___ Data ___

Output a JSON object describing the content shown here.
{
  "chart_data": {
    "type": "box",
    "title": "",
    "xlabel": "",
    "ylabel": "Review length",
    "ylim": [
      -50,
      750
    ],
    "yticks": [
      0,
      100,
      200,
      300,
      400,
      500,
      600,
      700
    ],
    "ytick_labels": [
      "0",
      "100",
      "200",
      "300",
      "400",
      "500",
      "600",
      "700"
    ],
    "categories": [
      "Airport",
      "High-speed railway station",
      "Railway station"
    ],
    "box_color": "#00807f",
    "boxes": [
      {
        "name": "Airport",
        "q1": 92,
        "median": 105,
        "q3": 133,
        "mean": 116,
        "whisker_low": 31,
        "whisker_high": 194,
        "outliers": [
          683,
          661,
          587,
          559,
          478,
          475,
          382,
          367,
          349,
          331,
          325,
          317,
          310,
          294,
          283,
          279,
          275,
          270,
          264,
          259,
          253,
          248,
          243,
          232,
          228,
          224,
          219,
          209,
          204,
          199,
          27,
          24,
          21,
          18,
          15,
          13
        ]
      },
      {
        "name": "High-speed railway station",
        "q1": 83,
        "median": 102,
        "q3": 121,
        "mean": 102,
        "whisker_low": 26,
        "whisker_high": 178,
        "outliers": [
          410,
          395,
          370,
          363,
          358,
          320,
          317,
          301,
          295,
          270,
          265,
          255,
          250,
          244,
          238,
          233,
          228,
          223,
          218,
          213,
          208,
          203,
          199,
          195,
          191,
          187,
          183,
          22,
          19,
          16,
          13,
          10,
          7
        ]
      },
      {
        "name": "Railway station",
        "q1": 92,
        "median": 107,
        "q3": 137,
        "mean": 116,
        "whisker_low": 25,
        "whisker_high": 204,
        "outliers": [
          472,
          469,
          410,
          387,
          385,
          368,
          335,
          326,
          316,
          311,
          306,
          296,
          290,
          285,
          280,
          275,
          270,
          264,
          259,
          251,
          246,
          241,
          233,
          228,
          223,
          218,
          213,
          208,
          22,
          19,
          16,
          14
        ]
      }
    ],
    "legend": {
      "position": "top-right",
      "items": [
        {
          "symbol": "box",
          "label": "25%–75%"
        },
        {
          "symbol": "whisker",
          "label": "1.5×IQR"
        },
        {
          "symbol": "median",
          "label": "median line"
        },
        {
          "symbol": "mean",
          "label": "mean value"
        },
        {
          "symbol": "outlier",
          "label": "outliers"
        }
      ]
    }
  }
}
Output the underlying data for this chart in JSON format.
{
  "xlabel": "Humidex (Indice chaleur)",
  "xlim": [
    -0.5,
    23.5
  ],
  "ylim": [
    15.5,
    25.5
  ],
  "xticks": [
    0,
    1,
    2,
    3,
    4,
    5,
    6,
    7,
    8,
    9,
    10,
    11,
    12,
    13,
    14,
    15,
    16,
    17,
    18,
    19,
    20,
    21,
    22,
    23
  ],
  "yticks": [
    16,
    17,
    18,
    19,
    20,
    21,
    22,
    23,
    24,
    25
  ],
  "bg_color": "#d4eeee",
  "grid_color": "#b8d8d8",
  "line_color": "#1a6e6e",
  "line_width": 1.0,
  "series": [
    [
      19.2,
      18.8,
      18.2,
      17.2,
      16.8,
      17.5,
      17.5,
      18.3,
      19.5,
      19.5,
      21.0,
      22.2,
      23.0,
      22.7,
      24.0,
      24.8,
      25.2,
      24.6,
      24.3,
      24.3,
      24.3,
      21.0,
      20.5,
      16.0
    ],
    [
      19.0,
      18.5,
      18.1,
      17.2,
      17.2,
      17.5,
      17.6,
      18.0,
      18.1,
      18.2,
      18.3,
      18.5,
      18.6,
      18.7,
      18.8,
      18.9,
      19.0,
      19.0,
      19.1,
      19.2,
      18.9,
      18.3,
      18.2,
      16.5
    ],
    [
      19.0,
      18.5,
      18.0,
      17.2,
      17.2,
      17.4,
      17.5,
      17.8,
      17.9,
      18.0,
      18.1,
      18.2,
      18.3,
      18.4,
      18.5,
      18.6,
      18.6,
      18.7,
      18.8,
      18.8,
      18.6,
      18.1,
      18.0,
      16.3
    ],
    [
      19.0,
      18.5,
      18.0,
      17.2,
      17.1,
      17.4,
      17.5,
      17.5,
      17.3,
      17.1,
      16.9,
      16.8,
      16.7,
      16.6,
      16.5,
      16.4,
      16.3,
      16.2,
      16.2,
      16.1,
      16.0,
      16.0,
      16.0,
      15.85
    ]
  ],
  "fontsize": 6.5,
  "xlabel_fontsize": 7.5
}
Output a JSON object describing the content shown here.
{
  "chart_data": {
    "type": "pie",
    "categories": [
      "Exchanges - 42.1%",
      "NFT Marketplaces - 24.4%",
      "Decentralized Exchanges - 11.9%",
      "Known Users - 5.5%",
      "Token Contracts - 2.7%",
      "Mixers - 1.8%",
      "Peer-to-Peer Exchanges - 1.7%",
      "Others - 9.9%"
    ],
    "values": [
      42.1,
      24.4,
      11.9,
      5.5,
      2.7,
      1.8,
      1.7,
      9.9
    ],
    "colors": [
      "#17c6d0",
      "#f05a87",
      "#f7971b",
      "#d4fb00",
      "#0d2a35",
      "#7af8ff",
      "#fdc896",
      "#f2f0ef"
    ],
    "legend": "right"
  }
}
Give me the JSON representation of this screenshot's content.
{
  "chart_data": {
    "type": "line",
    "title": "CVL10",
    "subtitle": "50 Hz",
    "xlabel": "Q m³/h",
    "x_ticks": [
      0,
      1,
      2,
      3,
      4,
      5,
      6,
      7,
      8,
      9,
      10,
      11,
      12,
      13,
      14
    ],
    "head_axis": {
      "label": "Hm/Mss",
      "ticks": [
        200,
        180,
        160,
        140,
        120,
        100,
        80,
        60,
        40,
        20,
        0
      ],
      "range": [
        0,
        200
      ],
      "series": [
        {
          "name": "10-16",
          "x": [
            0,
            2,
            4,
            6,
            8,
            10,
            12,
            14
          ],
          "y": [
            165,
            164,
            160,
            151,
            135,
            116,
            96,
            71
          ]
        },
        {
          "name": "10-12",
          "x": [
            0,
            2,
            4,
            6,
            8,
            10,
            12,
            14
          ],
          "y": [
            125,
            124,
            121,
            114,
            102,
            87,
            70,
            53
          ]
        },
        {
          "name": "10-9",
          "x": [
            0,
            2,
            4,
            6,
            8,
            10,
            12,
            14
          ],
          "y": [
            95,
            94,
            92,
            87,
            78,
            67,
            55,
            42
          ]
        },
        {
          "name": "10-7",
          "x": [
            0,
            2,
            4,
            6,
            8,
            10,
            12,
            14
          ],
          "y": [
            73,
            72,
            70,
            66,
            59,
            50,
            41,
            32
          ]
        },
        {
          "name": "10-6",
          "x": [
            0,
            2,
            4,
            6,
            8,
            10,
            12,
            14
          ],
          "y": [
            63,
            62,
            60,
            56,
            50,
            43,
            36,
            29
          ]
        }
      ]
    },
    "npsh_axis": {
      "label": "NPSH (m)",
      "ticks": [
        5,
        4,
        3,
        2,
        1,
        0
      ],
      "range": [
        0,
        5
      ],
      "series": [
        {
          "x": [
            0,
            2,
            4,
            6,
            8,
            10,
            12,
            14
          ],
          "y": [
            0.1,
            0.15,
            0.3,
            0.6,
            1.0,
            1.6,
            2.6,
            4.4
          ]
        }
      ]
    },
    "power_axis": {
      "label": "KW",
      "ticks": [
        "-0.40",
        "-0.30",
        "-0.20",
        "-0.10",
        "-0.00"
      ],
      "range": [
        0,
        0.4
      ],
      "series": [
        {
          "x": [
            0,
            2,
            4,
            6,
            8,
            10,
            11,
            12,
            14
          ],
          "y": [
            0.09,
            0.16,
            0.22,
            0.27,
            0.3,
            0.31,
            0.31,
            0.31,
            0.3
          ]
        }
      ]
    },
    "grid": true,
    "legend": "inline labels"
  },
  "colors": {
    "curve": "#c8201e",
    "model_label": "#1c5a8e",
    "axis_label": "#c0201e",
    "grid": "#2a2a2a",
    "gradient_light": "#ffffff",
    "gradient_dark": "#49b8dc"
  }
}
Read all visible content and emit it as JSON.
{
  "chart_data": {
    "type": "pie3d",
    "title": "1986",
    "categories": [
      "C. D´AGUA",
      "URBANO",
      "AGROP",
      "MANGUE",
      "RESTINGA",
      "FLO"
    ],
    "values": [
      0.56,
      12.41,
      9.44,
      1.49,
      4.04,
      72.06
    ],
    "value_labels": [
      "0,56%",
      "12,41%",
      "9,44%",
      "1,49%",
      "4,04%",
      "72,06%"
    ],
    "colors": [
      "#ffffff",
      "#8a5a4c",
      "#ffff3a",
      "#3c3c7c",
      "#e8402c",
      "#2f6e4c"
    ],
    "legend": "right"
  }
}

___

● **Short problem**
Each line from the one containing "Read all visible content and emit it as JSON." through the end of the entries, both included, is to be returned exactly, with no other lines.

● **Task output**
Read all visible content and emit it as JSON.
{
  "chart_data": {
    "type": "pie3d",
    "title": "1986",
    "categories": [
      "C. D´AGUA",
      "URBANO",
      "AGROP",
      "MANGUE",
      "RESTINGA",
      "FLO"
    ],
    "values": [
      0.56,
      12.41,
      9.44,
      1.49,
      4.04,
      72.06
    ],
    "value_labels": [
      "0,56%",
      "12,41%",
      "9,44%",
      "1,49%",
      "4,04%",
      "72,06%"
    ],
    "colors": [
      "#ffffff",
      "#8a5a4c",
      "#ffff3a",
      "#3c3c7c",
      "#e8402c",
      "#2f6e4c"
    ],
    "legend": "right"
  }
}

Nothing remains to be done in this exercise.